▶ _What you will do_
Pick out each line with the word "Рассогласование" from the material that follows.

--- BEGIN ---

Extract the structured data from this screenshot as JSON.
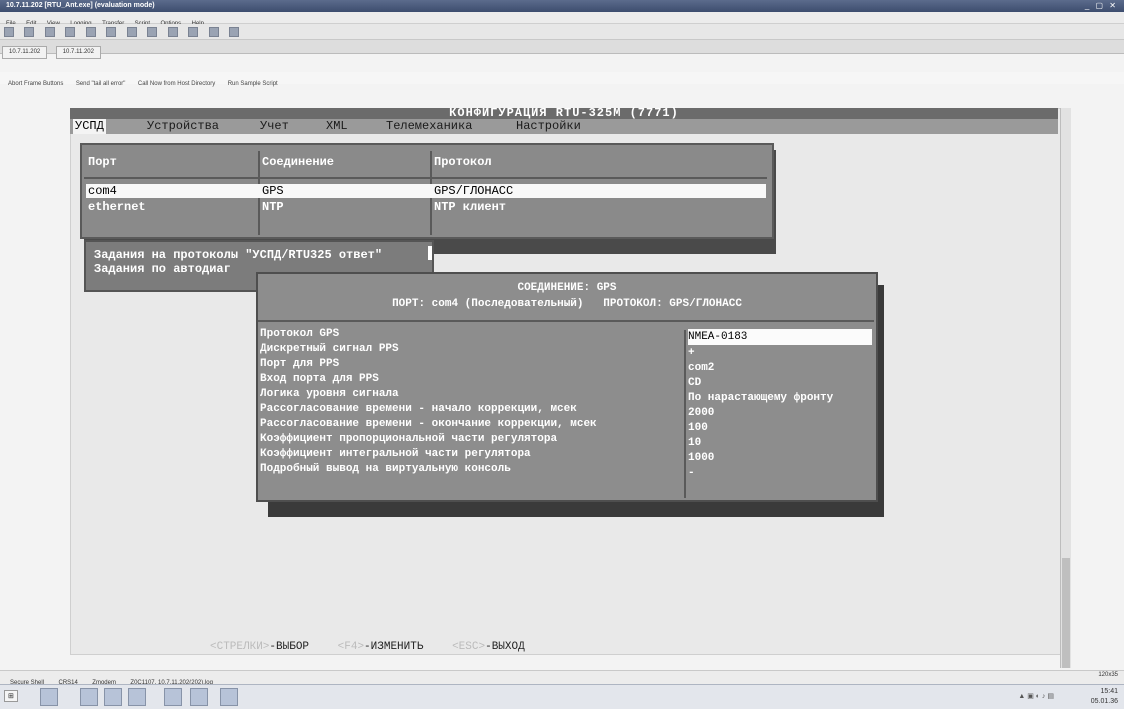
{
  "window": {
    "title": "10.7.11.202 [RTU_Ant.exe] (evaluation mode)",
    "controls": "_ ▢ ✕"
  },
  "menubar": [
    "File",
    "Edit",
    "View",
    "Logging",
    "Transfer",
    "Script",
    "Options",
    "Help"
  ],
  "session_tabs": [
    "10.7.11.202",
    "10.7.11.202"
  ],
  "quickbar": [
    "Abort Frame Buttons",
    "Send \"tail all error\"",
    "Call Now from Host Directory",
    "Run Sample Script"
  ],
  "terminal": {
    "title": "КОНФИГУРАЦИЯ RTU-325M (7771)",
    "menu": [
      "УСПД",
      "Устройства",
      "Учет",
      "XML",
      "Телемеханика",
      "Настройки"
    ],
    "menu_selected": 0,
    "ports": {
      "headers": [
        "Порт",
        "Соединение",
        "Протокол"
      ],
      "rows": [
        [
          "com4",
          "GPS",
          "GPS/ГЛОНАСС"
        ],
        [
          "ethernet",
          "NTP",
          "NTP клиент"
        ]
      ]
    },
    "tasks": [
      "Задания на протоколы \"УСПД/RTU325 ответ\"",
      "Задания по автодиаг"
    ],
    "dialog": {
      "title": "СОЕДИНЕНИЕ: GPS",
      "subtitle": "ПОРТ: com4 (Последовательный)   ПРОТОКОЛ: GPS/ГЛОНАСС",
      "params": [
        {
          "name": "Протокол GPS",
          "value": "NMEA-0183"
        },
        {
          "name": "Дискретный сигнал PPS",
          "value": "+"
        },
        {
          "name": "Порт для PPS",
          "value": "com2"
        },
        {
          "name": "Вход порта для PPS",
          "value": "CD"
        },
        {
          "name": "Логика уровня сигнала",
          "value": "По нарастающему фронту"
        },
        {
          "name": "Рассогласование времени - начало коррекции, мсек",
          "value": "2000"
        },
        {
          "name": "Рассогласование времени - окончание коррекции, мсек",
          "value": "100"
        },
        {
          "name": "Коэффициент пропорциональной части регулятора",
          "value": "10"
        },
        {
          "name": "Коэффициент интегральной части регулятора",
          "value": "1000"
        },
        {
          "name": "Подробный вывод на виртуальную консоль",
          "value": "-"
        }
      ]
    },
    "hints": {
      "select_key": "<СТРЕЛКИ>",
      "select_label": "-ВЫБОР",
      "edit_key": "<F4>",
      "edit_label": "-ИЗМЕНИТЬ",
      "exit_key": "<ESC>",
      "exit_label": "-ВЫХОД"
    }
  },
  "statusbar": [
    "Secure Shell",
    "CRS14",
    "Zmodem",
    "Z0C1107, 10.7.11.202(202).log"
  ],
  "tray": {
    "time": "15:41",
    "date": "05.01.36",
    "size": "120x35"
  }
}
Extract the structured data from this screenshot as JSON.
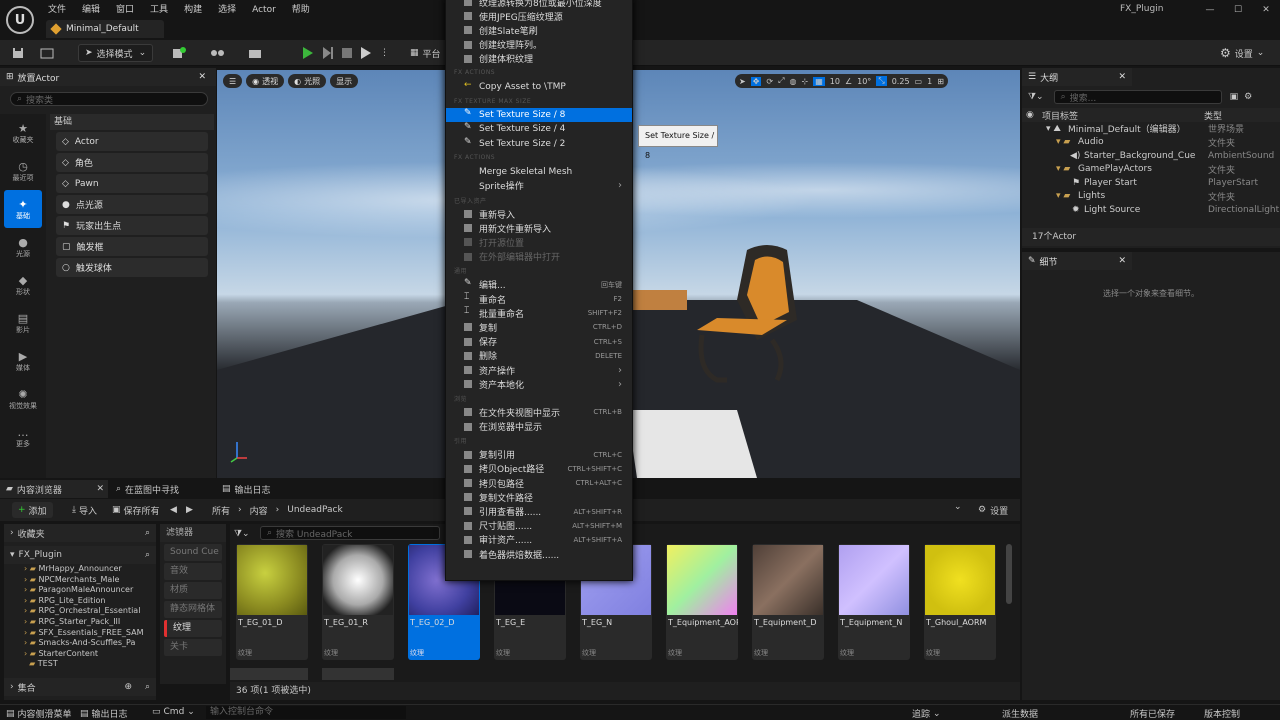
{
  "window": {
    "level_tab": "Minimal_Default",
    "title": "FX_Plugin"
  },
  "menubar": [
    "文件",
    "编辑",
    "窗口",
    "工具",
    "构建",
    "选择",
    "Actor",
    "帮助"
  ],
  "toolbar": {
    "select_mode": "选择模式",
    "platforms": "平台",
    "settings": "设置"
  },
  "place_actors": {
    "tab": "放置Actor",
    "search_placeholder": "搜索类",
    "section": "基础",
    "categories": [
      "收藏夹",
      "最近项",
      "基础",
      "光源",
      "形状",
      "影片",
      "媒体",
      "视觉效果",
      "更多"
    ],
    "items": [
      "Actor",
      "角色",
      "Pawn",
      "点光源",
      "玩家出生点",
      "触发框",
      "触发球体"
    ]
  },
  "viewport": {
    "view_mode": "透视",
    "lighting": "光照",
    "show": "显示",
    "grid_size": "10",
    "rot_snap": "10°",
    "scale_snap": "0.25",
    "cam_speed": "1"
  },
  "outliner": {
    "tab": "大纲",
    "search_placeholder": "搜索...",
    "col_label": "项目标签",
    "col_type": "类型",
    "rows": [
      {
        "name": "Minimal_Default（编辑器）",
        "type": "世界场景",
        "depth": 0
      },
      {
        "name": "Audio",
        "type": "文件夹",
        "depth": 1
      },
      {
        "name": "Starter_Background_Cue",
        "type": "AmbientSound",
        "depth": 2
      },
      {
        "name": "GamePlayActors",
        "type": "文件夹",
        "depth": 1
      },
      {
        "name": "Player Start",
        "type": "PlayerStart",
        "depth": 2
      },
      {
        "name": "Lights",
        "type": "文件夹",
        "depth": 1
      },
      {
        "name": "Light Source",
        "type": "DirectionalLight",
        "depth": 2
      }
    ],
    "count": "17个Actor"
  },
  "details": {
    "tab": "细节",
    "empty": "选择一个对象来查看细节。"
  },
  "content_browser": {
    "tabs": [
      "内容浏览器",
      "在蓝图中寻找",
      "输出日志"
    ],
    "add": "添加",
    "import": "导入",
    "save_all": "保存所有",
    "path": [
      "所有",
      "内容",
      "UndeadPack"
    ],
    "settings": "设置",
    "favorites": "收藏夹",
    "root": "FX_Plugin",
    "folders": [
      "MrHappy_Announcer",
      "NPCMerchants_Male",
      "ParagonMaleAnnouncer",
      "RPG_Lite_Edition",
      "RPG_Orchestral_Essential",
      "RPG_Starter_Pack_III",
      "SFX_Essentials_FREE_SAM",
      "Smacks-And-Scuffles_Pa",
      "StarterContent",
      "TEST"
    ],
    "collections": "集合",
    "filter_label": "滤镜器",
    "filters": [
      "Sound Cue",
      "音效",
      "材质",
      "静态网格体",
      "纹理",
      "关卡"
    ],
    "search_placeholder": "搜索 UndeadPack",
    "assets": [
      {
        "name": "T_EG_01_D",
        "kind": "纹理"
      },
      {
        "name": "T_EG_01_R",
        "kind": "纹理"
      },
      {
        "name": "T_EG_02_D",
        "kind": "纹理",
        "selected": true
      },
      {
        "name": "T_EG_E",
        "kind": "纹理"
      },
      {
        "name": "T_EG_N",
        "kind": "纹理"
      },
      {
        "name": "T_Equipment_AORM",
        "kind": "纹理"
      },
      {
        "name": "T_Equipment_D",
        "kind": "纹理"
      },
      {
        "name": "T_Equipment_N",
        "kind": "纹理"
      },
      {
        "name": "T_Ghoul_AORM",
        "kind": "纹理"
      }
    ],
    "status": "36 项(1 项被选中)"
  },
  "statusbar": {
    "drawer": "内容侧滑菜单",
    "output": "输出日志",
    "cmd": "Cmd",
    "cmd_placeholder": "输入控制台命令",
    "trace": "追踪",
    "derived": "派生数据",
    "save_all": "所有已保存",
    "source_control": "版本控制"
  },
  "context_menu": {
    "top_items": [
      "纹理源转换为8位或最小位深度",
      "使用JPEG压缩纹理源",
      "创建Slate笔刷",
      "创建纹理阵列。",
      "创建体积纹理"
    ],
    "sec_fx": "FX ACTIONS",
    "copy_tmp": "Copy Asset to \\TMP",
    "sec_max": "FX TEXTURE MAX SIZE",
    "sizes": [
      "Set Texture Size / 8",
      "Set Texture Size / 4",
      "Set Texture Size / 2"
    ],
    "sec_fx2": "FX ACTIONS",
    "merge": "Merge Skeletal Mesh",
    "sprite": "Sprite操作",
    "sec_import": "已导入资产",
    "reimport": [
      "重新导入",
      "用新文件重新导入",
      "打开源位置",
      "在外部编辑器中打开"
    ],
    "sec_common": "通用",
    "common": [
      {
        "label": "编辑...",
        "sc": "回车键"
      },
      {
        "label": "重命名",
        "sc": "F2"
      },
      {
        "label": "批量重命名",
        "sc": "SHIFT+F2"
      },
      {
        "label": "复制",
        "sc": "CTRL+D"
      },
      {
        "label": "保存",
        "sc": "CTRL+S"
      },
      {
        "label": "删除",
        "sc": "DELETE"
      },
      {
        "label": "资产操作",
        "sc": "›"
      },
      {
        "label": "资产本地化",
        "sc": "›"
      }
    ],
    "sec_explore": "浏览",
    "explore": [
      {
        "label": "在文件夹视图中显示",
        "sc": "CTRL+B"
      },
      {
        "label": "在浏览器中显示",
        "sc": ""
      }
    ],
    "sec_ref": "引用",
    "refs": [
      {
        "label": "复制引用",
        "sc": "CTRL+C"
      },
      {
        "label": "拷贝Object路径",
        "sc": "CTRL+SHIFT+C"
      },
      {
        "label": "拷贝包路径",
        "sc": "CTRL+ALT+C"
      },
      {
        "label": "复制文件路径",
        "sc": ""
      },
      {
        "label": "引用查看器......",
        "sc": "ALT+SHIFT+R"
      },
      {
        "label": "尺寸贴图......",
        "sc": "ALT+SHIFT+M"
      },
      {
        "label": "审计资产......",
        "sc": "ALT+SHIFT+A"
      },
      {
        "label": "着色器烘焙数据......",
        "sc": ""
      }
    ],
    "tooltip": "Set Texture Size / 8"
  }
}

--- END ---

▶ _Answer to this task_
          "name": "Рассогласование времени - начало коррекции, мсек",
          "name": "Рассогласование времени - окончание коррекции, мсек",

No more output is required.